=== Problem to work on ===
Below are entries to examine: work out how many lines contain the word "text", and give only that number.

Data extracted from a collection
========================

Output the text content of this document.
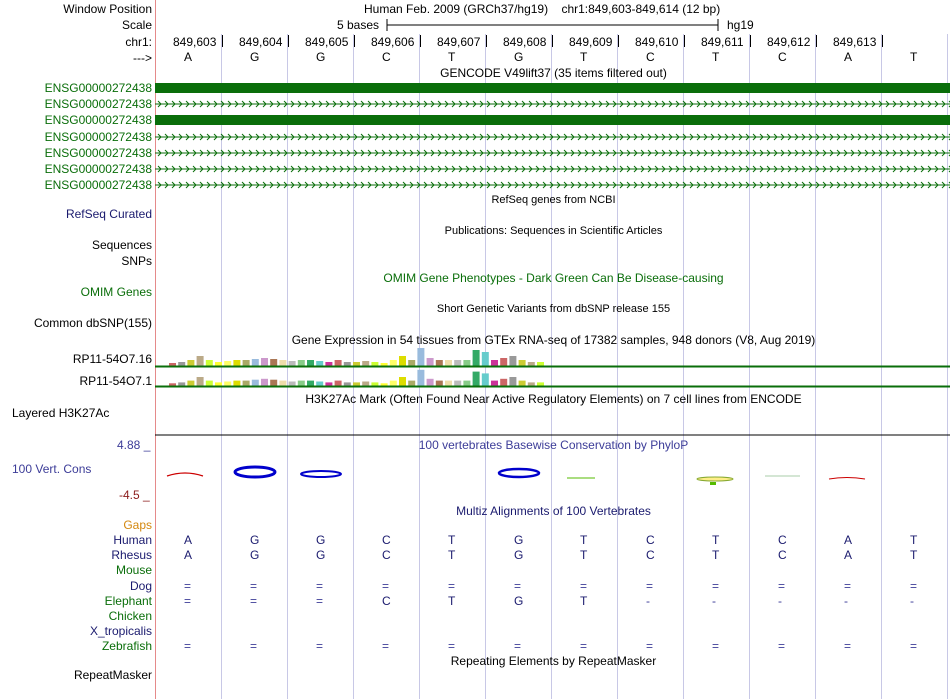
Window Position	Human Feb. 2009 (GRCh37/hg19)    chr1:849,603-849,614 (12 bp)
Scale	5 bases	hg19
chr1: 849,603 849,604 849,605 849,606 849,607 849,608 849,609 849,610 849,611 849,612 849,613
--->	A	G	G	C	T	G	T	C	T	C	A	T
GENCODE V49lift37 (35 items filtered out)
ENSG00000272438
ENSG00000272438
ENSG00000272438
ENSG00000272438
ENSG00000272438
ENSG00000272438
ENSG00000272438
RefSeq genes from NCBI
RefSeq Curated
Publications: Sequences in Scientific Articles
Sequences
SNPs
OMIM Gene Phenotypes - Dark Green Can Be Disease-causing
OMIM Genes
Short Genetic Variants from dbSNP release 155
Common dbSNP(155)
Gene Expression in 54 tissues from GTEx RNA-seq of 17382 samples, 948 donors (V8, Aug 2019)
RP11-54O7.16
RP11-54O7.1
H3K27Ac Mark (Often Found Near Active Regulatory Elements) on 7 cell lines from ENCODE
Layered H3K27Ac
100 vertebrates Basewise Conservation by PhyloP
4.88 _
100 Vert. Cons
-4.5 _
Multiz Alignments of 100 Vertebrates
Gaps
Human	A	G	G	C	T	G	T	C	T	C	A	T
Rhesus	A	G	G	C	T	G	T	C	T	C	A	T
Mouse
Dog	=	=	=	=	=	=	=	=	=	=	=	=
Elephant	=	=	=	C	T	G	T	-	-	-	-	-
Chicken
X_tropicalis
Zebrafish	=	=	=	=	=	=	=	=	=	=	=	=
Repeating Elements by RepeatMasker
RepeatMasker
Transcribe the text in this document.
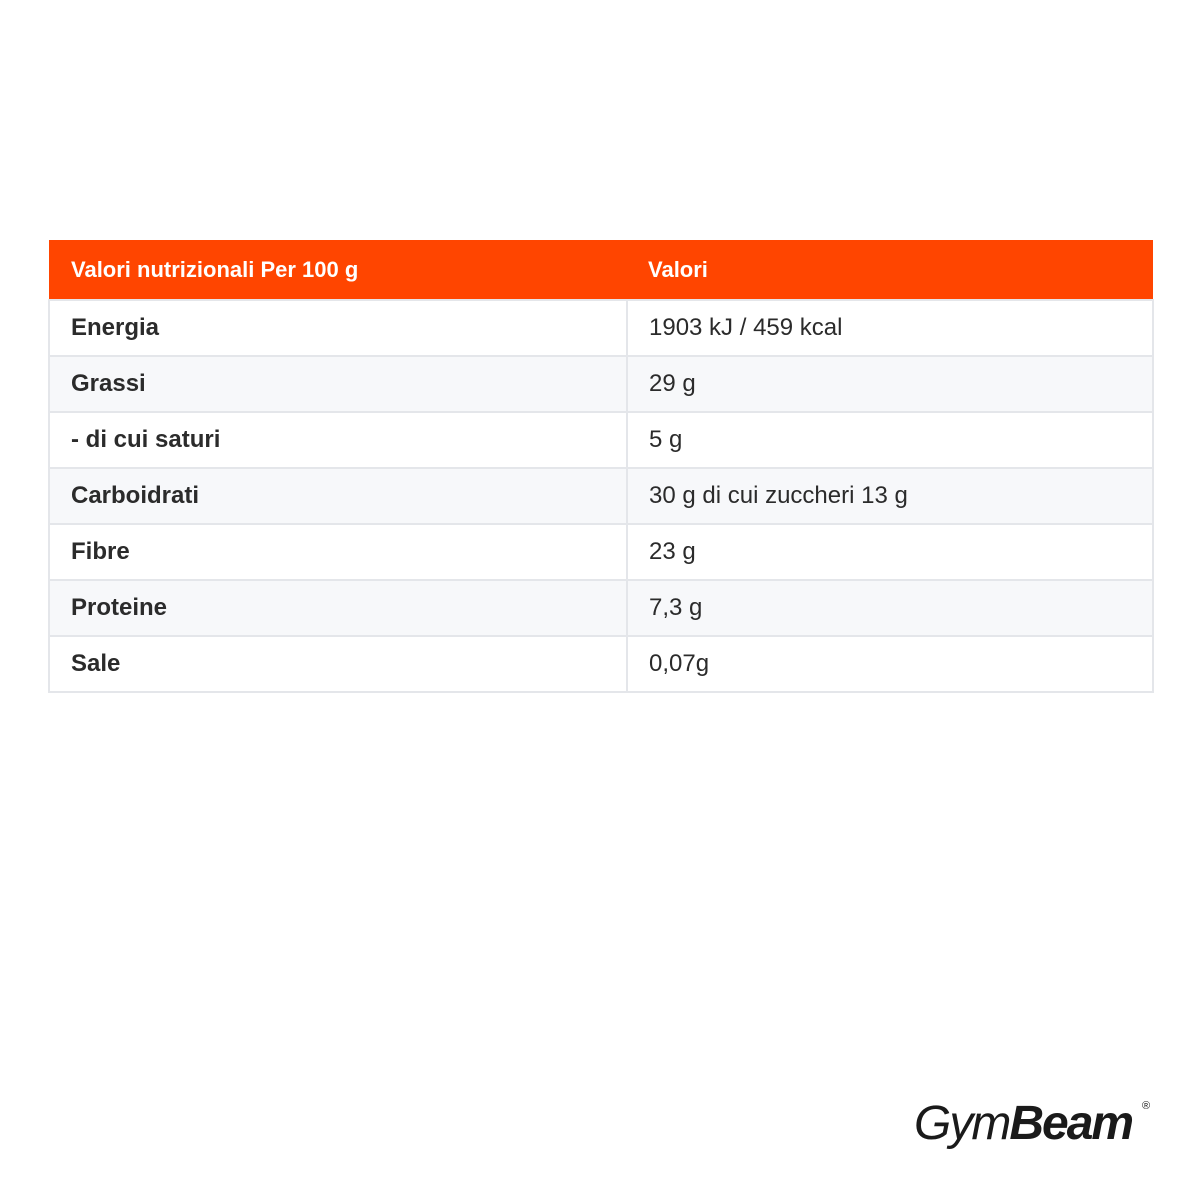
Valori nutrizionali Per 100 g	Valori
Energia	1903 kJ / 459 kcal
Grassi	29 g
- di cui saturi	5 g
Carboidrati	30 g di cui zuccheri 13 g
Fibre	23 g
Proteine	7,3 g
Sale	0,07g
GymBeam ®
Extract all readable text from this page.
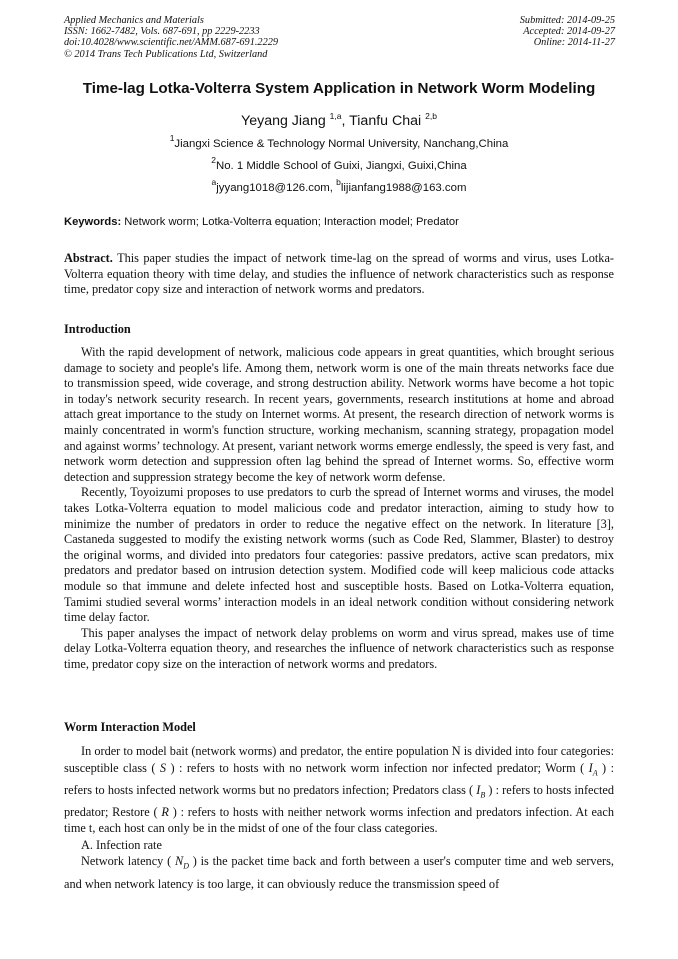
Applied Mechanics and Materials
ISSN: 1662-7482, Vols. 687-691, pp 2229-2233
doi:10.4028/www.scientific.net/AMM.687-691.2229
© 2014 Trans Tech Publications Ltd, Switzerland
Submitted: 2014-09-25
Accepted: 2014-09-27
Online: 2014-11-27
Time-lag Lotka-Volterra System Application in Network Worm Modeling
Yeyang Jiang $^{1,a}$, Tianfu Chai $^{2,b}$
$^1$Jiangxi Science & Technology Normal University, Nanchang,China
$^2$No. 1 Middle School of Guixi, Jiangxi, Guixi,China
$^a$jyyang1018@126.com, $^b$lijianfang1988@163.com
Keywords: Network worm; Lotka-Volterra equation; Interaction model; Predator

Abstract. This paper studies the impact of network time-lag on the spread of worms and virus, uses Lotka-Volterra equation theory with time delay, and studies the influence of network characteristics such as response time, predator copy size and interaction of network worms and predators.

Introduction

With the rapid development of network, malicious code appears in great quantities, which brought serious damage to society and people's life. Among them, network worm is one of the main threats networks face due to transmission speed, wide coverage, and strong destruction ability. Network worms have become a hot topic in today's network security research. In recent years, governments, research institutions at home and abroad attach great importance to the study on Internet worms. At present, the research direction of network worms is mainly concentrated in worm's function structure, working mechanism, scanning strategy, propagation model and against worms’ technology. At present, variant network worms emerge endlessly, the speed is very fast, and network worm detection and suppression often lag behind the spread of Internet worms. So, effective worm detection and suppression strategy become the key of network worm defense.

Recently, Toyoizumi proposes to use predators to curb the spread of Internet worms and viruses, the model takes Lotka-Volterra equation to model malicious code and predator interaction, aiming to study how to minimize the number of predators in order to reduce the negative effect on the network. In literature [3], Castaneda suggested to modify the existing network worms (such as Code Red, Slammer, Blaster) to destroy the original worms, and divided into predators four categories: passive predators, active scan predators, mix predators and predator based on intrusion detection system. Modified code will keep malicious code attacks module so that immune and delete infected host and susceptible hosts. Based on Lotka-Volterra equation, Tamimi studied several worms’ interaction models in an ideal network condition without considering network time delay factor.

This paper analyses the impact of network delay problems on worm and virus spread, makes use of time delay Lotka-Volterra equation theory, and researches the influence of network characteristics such as response time, predator copy size on the interaction of network worms and predators.

Worm Interaction Model

In order to model bait (network worms) and predator, the entire population N is divided into four categories: susceptible class ( S ) : refers to hosts with no network worm infection nor infected predator; Worm ( $I_A$ ) : refers to hosts infected network worms but no predators infection; Predators class ( $I_B$ ) : refers to hosts infected predator; Restore ( R ) : refers to hosts with neither network worms infection and predators infection. At each time t, each host can only be in the midst of one of the four class categories.

A. Infection rate

Network latency ( $N_D$ ) is the packet time back and forth between a user's computer time and web servers, and when network latency is too large, it can obviously reduce the transmission speed of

========================

=== Written solution ===
3